• **Written exercise**
Each line containing the word "username" must be reported.

• **Input for this task**

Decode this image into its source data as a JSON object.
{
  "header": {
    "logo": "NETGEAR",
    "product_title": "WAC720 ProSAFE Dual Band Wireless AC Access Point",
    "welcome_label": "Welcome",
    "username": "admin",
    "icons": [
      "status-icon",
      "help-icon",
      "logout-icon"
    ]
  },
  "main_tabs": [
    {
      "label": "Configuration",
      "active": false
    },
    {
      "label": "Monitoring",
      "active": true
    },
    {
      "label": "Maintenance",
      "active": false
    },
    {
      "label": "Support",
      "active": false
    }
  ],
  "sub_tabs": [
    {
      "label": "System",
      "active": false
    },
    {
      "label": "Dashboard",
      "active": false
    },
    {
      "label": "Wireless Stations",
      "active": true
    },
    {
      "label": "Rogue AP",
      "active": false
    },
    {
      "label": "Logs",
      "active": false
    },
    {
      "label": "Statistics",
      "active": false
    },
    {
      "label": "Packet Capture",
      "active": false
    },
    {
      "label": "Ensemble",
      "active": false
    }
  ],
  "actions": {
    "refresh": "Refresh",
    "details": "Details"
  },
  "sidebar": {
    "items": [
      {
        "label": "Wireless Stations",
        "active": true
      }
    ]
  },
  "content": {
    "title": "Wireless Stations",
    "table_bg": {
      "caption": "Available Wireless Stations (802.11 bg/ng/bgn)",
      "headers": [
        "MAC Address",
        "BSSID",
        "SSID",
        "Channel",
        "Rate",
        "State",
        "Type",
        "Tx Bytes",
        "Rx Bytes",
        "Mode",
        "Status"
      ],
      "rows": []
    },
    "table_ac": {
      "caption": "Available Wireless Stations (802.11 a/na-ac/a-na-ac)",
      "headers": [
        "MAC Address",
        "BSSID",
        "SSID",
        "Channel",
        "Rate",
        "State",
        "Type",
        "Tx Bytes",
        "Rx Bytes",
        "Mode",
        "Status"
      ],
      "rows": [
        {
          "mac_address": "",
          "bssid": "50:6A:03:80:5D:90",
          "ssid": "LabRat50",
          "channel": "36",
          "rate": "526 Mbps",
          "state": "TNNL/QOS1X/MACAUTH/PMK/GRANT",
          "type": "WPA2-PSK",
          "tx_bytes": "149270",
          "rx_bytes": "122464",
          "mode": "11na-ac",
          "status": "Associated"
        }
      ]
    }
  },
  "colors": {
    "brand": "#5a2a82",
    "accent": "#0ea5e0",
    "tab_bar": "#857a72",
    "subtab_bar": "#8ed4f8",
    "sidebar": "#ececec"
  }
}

---

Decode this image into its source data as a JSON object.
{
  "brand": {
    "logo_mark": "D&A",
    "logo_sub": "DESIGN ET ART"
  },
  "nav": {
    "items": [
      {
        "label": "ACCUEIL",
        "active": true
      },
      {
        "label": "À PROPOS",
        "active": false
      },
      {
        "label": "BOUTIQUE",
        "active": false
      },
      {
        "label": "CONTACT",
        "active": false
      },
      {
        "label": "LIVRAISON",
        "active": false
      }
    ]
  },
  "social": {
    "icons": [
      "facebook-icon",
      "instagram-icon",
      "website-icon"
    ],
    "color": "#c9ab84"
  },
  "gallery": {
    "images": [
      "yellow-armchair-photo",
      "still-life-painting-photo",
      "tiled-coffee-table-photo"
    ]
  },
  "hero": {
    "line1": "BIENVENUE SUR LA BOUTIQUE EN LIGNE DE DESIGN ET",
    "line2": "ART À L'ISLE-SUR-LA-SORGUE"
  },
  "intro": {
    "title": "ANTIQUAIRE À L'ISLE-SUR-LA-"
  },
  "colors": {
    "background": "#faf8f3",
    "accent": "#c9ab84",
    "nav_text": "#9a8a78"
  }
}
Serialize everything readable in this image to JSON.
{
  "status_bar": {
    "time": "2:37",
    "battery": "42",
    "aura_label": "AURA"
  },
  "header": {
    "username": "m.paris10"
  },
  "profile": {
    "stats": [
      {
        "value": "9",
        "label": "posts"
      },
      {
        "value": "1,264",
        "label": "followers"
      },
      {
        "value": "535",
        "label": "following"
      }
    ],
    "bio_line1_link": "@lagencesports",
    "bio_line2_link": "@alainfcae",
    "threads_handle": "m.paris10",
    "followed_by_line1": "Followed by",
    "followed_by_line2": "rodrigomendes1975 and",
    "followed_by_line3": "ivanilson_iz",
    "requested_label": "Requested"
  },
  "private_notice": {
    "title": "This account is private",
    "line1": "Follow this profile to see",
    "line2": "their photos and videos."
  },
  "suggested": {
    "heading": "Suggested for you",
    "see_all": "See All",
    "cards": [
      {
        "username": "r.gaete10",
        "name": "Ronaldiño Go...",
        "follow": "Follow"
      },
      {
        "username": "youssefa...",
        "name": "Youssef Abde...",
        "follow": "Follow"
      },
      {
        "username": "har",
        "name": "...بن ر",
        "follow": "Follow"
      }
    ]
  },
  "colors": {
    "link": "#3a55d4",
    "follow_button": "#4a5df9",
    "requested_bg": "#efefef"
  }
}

• **Solution for this task**
    "username": "admin",
    "username": "m.paris10"
        "username": "r.gaete10",
        "username": "youssefa...",
        "username": "har",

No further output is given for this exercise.